Entries shown:

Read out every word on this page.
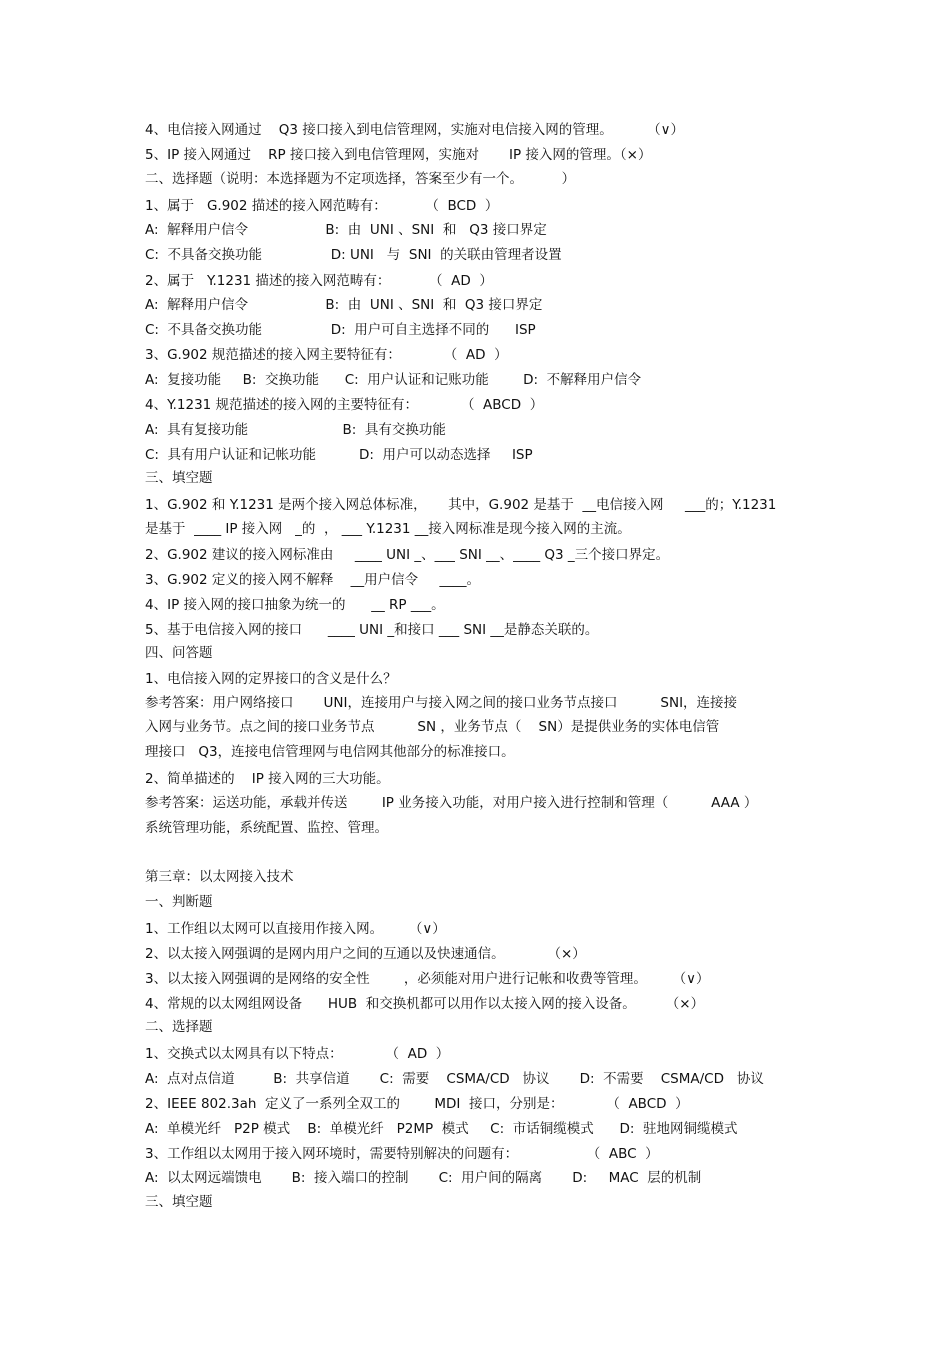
4、电信接入网通过    Q3 接口接入到电信管理网，实施对电信接入网的管理。        （∨）
5、IP 接入网通过    RP 接口接入到电信管理网，实施对       IP 接入网的管理。（×）
二、选择题（说明：本选择题为不定项选择，答案至少有一个。         ）
1、属于   G.902 描述的接入网范畴有：         （  BCD  ）
A:  解释用户信令                  B:  由  UNI 、SNI  和   Q3 接口界定
C:  不具备交换功能                D: UNI   与  SNI  的关联由管理者设置
2、属于   Y.1231 描述的接入网范畴有：         （  AD  ）
A:  解释用户信令                  B:  由  UNI 、SNI  和  Q3 接口界定
C:  不具备交换功能                D:  用户可自主选择不同的      ISP
3、G.902 规范描述的接入网主要特征有：          （  AD  ）
A:  复接功能     B:  交换功能      C:  用户认证和记账功能        D:  不解释用户信令
4、Y.1231 规范描述的接入网的主要特征有：          （  ABCD  ）
A:  具有复接功能                      B:  具有交换功能
C:  具有用户认证和记帐功能          D:  用户可以动态选择     ISP
三、填空题
1、G.902 和 Y.1231 是两个接入网总体标准，     其中，G.902 是基于  __电信接入网     ___的；Y.1231
是基于  ____ IP 接入网   _的  ， ___ Y.1231 __接入网标准是现今接入网的主流。
2、G.902 建议的接入网标准由     ____ UNI _、___ SNI __、____ Q3 _三个接口界定。
3、G.902 定义的接入网不解释    __用户信令     ____。
4、IP 接入网的接口抽象为统一的      __ RP ___。
5、基于电信接入网的接口      ____ UNI _和接口 ___ SNI __是静态关联的。
四、问答题
1、电信接入网的定界接口的含义是什么？
参考答案：用户网络接口       UNI，连接用户与接入网之间的接口业务节点接口          SNI，连接接
入网与业务节。点之间的接口业务节点          SN ，业务节点（    SN）是提供业务的实体电信管
理接口   Q3，连接电信管理网与电信网其他部分的标准接口。
2、简单描述的    IP 接入网的三大功能。
参考答案：运送功能，承载并传送        IP 业务接入功能，对用户接入进行控制和管理（          AAA ）
系统管理功能，系统配置、监控、管理。
第三章：以太网接入技术
一、判断题
1、工作组以太网可以直接用作接入网。      （∨）
2、以太接入网强调的是网内用户之间的互通以及快速通信。          （×）
3、以太接入网强调的是网络的安全性        ，必须能对用户进行记帐和收费等管理。      （∨）
4、常规的以太网组网设备      HUB  和交换机都可以用作以太接入网的接入设备。       （×）
二、选择题
1、交换式以太网具有以下特点：          （  AD  ）
A:  点对点信道         B:  共享信道       C:  需要    CSMA/CD   协议       D:  不需要    CSMA/CD   协议
2、IEEE 802.3ah  定义了一系列全双工的        MDI  接口，分别是：          （  ABCD  ）
A:  单模光纤   P2P 模式    B:  单模光纤   P2MP  模式     C:  市话铜缆模式      D:  驻地网铜缆模式
3、工作组以太网用于接入网环境时，需要特别解决的问题有：                （  ABC  ）
A:  以太网远端馈电       B:  接入端口的控制       C:  用户间的隔离       D:     MAC  层的机制
三、填空题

Exercise goal:
All the lines above are to be given again exactly as they read, with the pictures removed.

Task output:
Read out every word on this page.
4、电信接入网通过    Q3 接口接入到电信管理网，实施对电信接入网的管理。        （∨）
5、IP 接入网通过    RP 接口接入到电信管理网，实施对       IP 接入网的管理。（×）
二、选择题（说明：本选择题为不定项选择，答案至少有一个。         ）
1、属于   G.902 描述的接入网范畴有：         （  BCD  ）
A:  解释用户信令                  B:  由  UNI 、SNI  和   Q3 接口界定
C:  不具备交换功能                D: UNI   与  SNI  的关联由管理者设置
2、属于   Y.1231 描述的接入网范畴有：         （  AD  ）
A:  解释用户信令                  B:  由  UNI 、SNI  和  Q3 接口界定
C:  不具备交换功能                D:  用户可自主选择不同的      ISP
3、G.902 规范描述的接入网主要特征有：          （  AD  ）
A:  复接功能     B:  交换功能      C:  用户认证和记账功能        D:  不解释用户信令
4、Y.1231 规范描述的接入网的主要特征有：          （  ABCD  ）
A:  具有复接功能                      B:  具有交换功能
C:  具有用户认证和记帐功能          D:  用户可以动态选择     ISP
三、填空题
1、G.902 和 Y.1231 是两个接入网总体标准，     其中，G.902 是基于  __电信接入网     ___的；Y.1231
是基于  ____ IP 接入网   _的  ， ___ Y.1231 __接入网标准是现今接入网的主流。
2、G.902 建议的接入网标准由     ____ UNI _、___ SNI __、____ Q3 _三个接口界定。
3、G.902 定义的接入网不解释    __用户信令     ____。
4、IP 接入网的接口抽象为统一的      __ RP ___。
5、基于电信接入网的接口      ____ UNI _和接口 ___ SNI __是静态关联的。
四、问答题
1、电信接入网的定界接口的含义是什么？
参考答案：用户网络接口       UNI，连接用户与接入网之间的接口业务节点接口          SNI，连接接
入网与业务节。点之间的接口业务节点          SN ，业务节点（    SN）是提供业务的实体电信管
理接口   Q3，连接电信管理网与电信网其他部分的标准接口。
2、简单描述的    IP 接入网的三大功能。
参考答案：运送功能，承载并传送        IP 业务接入功能，对用户接入进行控制和管理（          AAA ）
系统管理功能，系统配置、监控、管理。
第三章：以太网接入技术
一、判断题
1、工作组以太网可以直接用作接入网。      （∨）
2、以太接入网强调的是网内用户之间的互通以及快速通信。          （×）
3、以太接入网强调的是网络的安全性        ，必须能对用户进行记帐和收费等管理。      （∨）
4、常规的以太网组网设备      HUB  和交换机都可以用作以太接入网的接入设备。       （×）
二、选择题
1、交换式以太网具有以下特点：          （  AD  ）
A:  点对点信道         B:  共享信道       C:  需要    CSMA/CD   协议       D:  不需要    CSMA/CD   协议
2、IEEE 802.3ah  定义了一系列全双工的        MDI  接口，分别是：          （  ABCD  ）
A:  单模光纤   P2P 模式    B:  单模光纤   P2MP  模式     C:  市话铜缆模式      D:  驻地网铜缆模式
3、工作组以太网用于接入网环境时，需要特别解决的问题有：                （  ABC  ）
A:  以太网远端馈电       B:  接入端口的控制       C:  用户间的隔离       D:     MAC  层的机制
三、填空题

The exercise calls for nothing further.